→ **STATED GOAL**
Return all of the entries word for word, but omit the pictures they contain.

::::

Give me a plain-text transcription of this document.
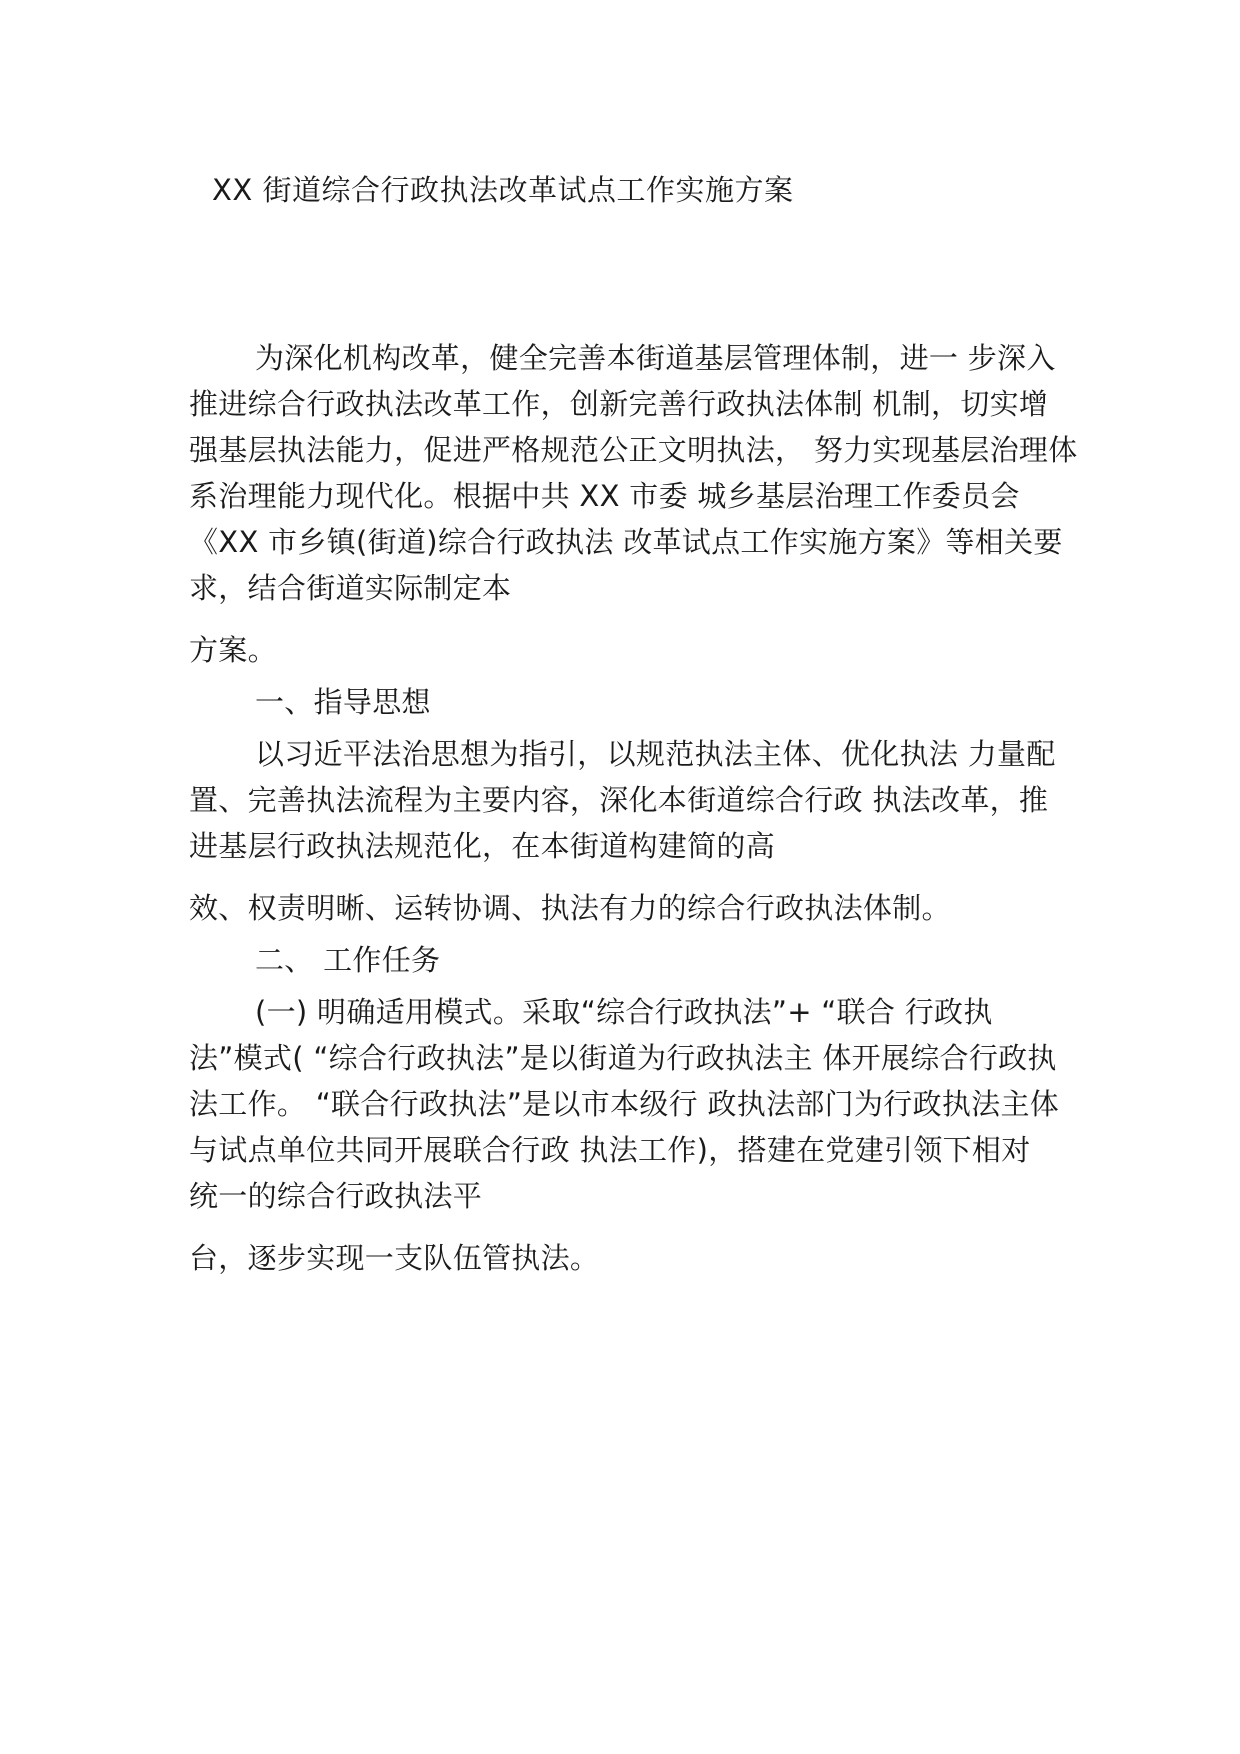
XX 街道综合行政执法改革试点工作实施方案
为深化机构改革，健全完善本街道基层管理体制，进一 步深入
推进综合行政执法改革工作，创新完善行政执法体制 机制，切实增
强基层执法能力，促进严格规范公正文明执法， 努力实现基层治理体
系治理能力现代化。根据中共 XX 市委 城乡基层治理工作委员会
《XX 市乡镇(街道)综合行政执法 改革试点工作实施方案》等相关要
求，结合街道实际制定本
方案。
一、指导思想
以习近平法治思想为指引，以规范执法主体、优化执法 力量配
置、完善执法流程为主要内容，深化本街道综合行政 执法改革，推
进基层行政执法规范化，在本街道构建简的高
效、权责明晰、运转协调、执法有力的综合行政执法体制。
二、 工作任务
(一) 明确适用模式。采取“综合行政执法”+ “联合 行政执
法”模式( “综合行政执法”是以街道为行政执法主 体开展综合行政执
法工作。 “联合行政执法”是以市本级行 政执法部门为行政执法主体
与试点单位共同开展联合行政 执法工作)，搭建在党建引领下相对
统一的综合行政执法平
台，逐步实现一支队伍管执法。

::::

→ **THE OUTPUT**
Give me a plain-text transcription of this document.
XX 街道综合行政执法改革试点工作实施方案
为深化机构改革，健全完善本街道基层管理体制，进一 步深入
推进综合行政执法改革工作，创新完善行政执法体制 机制，切实增
强基层执法能力，促进严格规范公正文明执法， 努力实现基层治理体
系治理能力现代化。根据中共 XX 市委 城乡基层治理工作委员会
《XX 市乡镇(街道)综合行政执法 改革试点工作实施方案》等相关要
求，结合街道实际制定本
方案。
一、指导思想
以习近平法治思想为指引，以规范执法主体、优化执法 力量配
置、完善执法流程为主要内容，深化本街道综合行政 执法改革，推
进基层行政执法规范化，在本街道构建简的高
效、权责明晰、运转协调、执法有力的综合行政执法体制。
二、 工作任务
(一) 明确适用模式。采取“综合行政执法”+ “联合 行政执
法”模式( “综合行政执法”是以街道为行政执法主 体开展综合行政执
法工作。 “联合行政执法”是以市本级行 政执法部门为行政执法主体
与试点单位共同开展联合行政 执法工作)，搭建在党建引领下相对
统一的综合行政执法平
台，逐步实现一支队伍管执法。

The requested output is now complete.